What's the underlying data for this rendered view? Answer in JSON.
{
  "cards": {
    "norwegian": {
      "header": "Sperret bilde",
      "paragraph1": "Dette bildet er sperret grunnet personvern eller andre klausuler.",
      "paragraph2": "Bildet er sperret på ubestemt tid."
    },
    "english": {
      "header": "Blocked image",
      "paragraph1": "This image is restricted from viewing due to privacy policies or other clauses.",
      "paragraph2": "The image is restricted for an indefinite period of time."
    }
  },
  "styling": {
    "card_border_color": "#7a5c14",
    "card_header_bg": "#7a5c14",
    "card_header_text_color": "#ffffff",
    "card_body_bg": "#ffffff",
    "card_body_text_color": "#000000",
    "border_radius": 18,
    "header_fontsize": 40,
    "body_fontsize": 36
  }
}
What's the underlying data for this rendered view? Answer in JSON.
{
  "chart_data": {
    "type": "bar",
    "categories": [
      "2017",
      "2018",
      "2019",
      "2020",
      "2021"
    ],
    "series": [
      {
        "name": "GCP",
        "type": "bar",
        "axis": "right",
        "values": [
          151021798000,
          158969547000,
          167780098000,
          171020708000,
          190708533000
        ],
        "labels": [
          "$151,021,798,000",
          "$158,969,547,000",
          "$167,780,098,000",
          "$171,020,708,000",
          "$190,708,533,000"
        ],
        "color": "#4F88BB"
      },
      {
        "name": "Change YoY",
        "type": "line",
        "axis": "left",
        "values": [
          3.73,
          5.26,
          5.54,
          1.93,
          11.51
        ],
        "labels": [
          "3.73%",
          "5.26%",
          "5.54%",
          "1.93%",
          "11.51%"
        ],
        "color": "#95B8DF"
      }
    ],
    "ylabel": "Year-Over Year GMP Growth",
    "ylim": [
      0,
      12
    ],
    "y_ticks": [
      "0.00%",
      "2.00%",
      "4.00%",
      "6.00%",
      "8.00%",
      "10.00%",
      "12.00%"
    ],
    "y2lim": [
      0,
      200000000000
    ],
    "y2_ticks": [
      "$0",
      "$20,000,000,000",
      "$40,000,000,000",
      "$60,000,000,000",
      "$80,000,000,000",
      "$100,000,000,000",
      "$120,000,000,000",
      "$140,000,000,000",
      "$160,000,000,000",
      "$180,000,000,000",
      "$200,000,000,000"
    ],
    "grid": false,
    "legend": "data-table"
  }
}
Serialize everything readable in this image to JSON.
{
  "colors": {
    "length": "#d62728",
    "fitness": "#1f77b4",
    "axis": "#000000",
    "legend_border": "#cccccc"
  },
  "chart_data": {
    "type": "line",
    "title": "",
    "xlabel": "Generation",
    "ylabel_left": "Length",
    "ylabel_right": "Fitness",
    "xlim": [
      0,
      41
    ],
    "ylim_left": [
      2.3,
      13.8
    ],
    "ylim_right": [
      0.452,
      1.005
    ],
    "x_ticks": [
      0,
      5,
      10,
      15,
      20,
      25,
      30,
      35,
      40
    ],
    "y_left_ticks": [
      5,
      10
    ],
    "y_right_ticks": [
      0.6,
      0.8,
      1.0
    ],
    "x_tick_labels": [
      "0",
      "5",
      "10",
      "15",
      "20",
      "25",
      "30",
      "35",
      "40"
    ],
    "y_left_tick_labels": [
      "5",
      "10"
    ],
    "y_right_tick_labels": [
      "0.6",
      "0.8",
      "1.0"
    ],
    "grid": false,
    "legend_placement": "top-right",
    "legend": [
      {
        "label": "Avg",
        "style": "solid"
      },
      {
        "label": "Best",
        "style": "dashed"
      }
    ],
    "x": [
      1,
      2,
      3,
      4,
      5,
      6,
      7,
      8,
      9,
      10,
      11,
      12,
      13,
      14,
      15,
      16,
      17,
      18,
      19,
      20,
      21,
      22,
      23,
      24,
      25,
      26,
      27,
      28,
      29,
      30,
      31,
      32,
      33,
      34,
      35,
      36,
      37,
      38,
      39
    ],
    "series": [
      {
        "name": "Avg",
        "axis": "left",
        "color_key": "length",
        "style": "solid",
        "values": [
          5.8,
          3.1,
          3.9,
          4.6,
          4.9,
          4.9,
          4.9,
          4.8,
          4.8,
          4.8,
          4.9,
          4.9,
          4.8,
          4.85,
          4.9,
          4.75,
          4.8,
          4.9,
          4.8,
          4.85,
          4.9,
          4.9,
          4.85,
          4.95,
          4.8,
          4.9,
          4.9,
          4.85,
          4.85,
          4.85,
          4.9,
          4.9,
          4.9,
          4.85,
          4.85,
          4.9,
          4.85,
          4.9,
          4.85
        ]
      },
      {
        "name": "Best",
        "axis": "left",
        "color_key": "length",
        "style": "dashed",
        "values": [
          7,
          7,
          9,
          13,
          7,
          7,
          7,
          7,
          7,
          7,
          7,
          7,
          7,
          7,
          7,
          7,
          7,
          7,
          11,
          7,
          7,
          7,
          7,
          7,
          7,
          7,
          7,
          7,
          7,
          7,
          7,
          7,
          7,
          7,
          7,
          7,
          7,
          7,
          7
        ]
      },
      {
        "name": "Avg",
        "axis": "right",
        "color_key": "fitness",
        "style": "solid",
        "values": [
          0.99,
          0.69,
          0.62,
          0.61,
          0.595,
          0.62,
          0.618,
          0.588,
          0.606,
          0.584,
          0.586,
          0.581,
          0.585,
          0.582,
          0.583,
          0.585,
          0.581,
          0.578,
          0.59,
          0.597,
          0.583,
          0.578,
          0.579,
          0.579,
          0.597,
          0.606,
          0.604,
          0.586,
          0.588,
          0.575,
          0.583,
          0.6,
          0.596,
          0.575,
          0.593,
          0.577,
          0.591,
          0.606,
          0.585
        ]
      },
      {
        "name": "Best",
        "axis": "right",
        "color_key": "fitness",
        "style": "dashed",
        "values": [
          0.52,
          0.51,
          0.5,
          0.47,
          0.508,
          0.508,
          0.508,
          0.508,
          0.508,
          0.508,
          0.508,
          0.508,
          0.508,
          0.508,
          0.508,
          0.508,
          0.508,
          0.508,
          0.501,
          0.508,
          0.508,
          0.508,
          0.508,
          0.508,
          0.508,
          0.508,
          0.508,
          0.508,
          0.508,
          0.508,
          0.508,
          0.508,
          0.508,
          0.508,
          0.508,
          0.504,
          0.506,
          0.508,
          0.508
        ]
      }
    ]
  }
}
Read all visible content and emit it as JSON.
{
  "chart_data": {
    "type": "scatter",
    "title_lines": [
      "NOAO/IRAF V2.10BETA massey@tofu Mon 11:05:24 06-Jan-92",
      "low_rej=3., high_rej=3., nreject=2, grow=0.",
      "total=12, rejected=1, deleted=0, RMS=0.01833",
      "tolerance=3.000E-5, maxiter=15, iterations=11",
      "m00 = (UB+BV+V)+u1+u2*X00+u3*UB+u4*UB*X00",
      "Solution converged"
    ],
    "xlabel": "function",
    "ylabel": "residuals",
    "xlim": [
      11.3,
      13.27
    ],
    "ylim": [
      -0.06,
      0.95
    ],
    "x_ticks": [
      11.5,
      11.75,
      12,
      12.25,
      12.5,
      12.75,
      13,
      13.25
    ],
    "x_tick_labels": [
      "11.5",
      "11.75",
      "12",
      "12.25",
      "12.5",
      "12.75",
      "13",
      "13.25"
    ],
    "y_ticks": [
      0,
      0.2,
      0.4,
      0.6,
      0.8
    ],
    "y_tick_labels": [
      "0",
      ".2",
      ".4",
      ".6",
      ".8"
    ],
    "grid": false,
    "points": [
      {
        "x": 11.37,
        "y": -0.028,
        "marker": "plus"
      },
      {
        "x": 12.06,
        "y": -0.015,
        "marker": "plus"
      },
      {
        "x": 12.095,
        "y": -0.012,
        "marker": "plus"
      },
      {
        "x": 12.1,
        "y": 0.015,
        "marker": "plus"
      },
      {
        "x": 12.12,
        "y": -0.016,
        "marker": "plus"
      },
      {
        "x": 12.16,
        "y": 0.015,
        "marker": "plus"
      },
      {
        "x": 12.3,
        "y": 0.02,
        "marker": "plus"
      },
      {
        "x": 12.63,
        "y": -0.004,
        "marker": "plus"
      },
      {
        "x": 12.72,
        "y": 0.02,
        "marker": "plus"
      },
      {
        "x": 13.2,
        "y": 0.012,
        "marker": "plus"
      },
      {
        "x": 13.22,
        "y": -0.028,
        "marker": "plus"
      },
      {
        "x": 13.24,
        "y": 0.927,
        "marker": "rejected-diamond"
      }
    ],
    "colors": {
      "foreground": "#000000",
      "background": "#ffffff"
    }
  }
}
* * *
** Given request **
Collect each line above holding the string "JSON".

** Full answer **
What's the underlying data for this rendered view? Answer in JSON.
What's the underlying data for this rendered view? Answer in JSON.
Serialize everything readable in this image to JSON.
Read all visible content and emit it as JSON.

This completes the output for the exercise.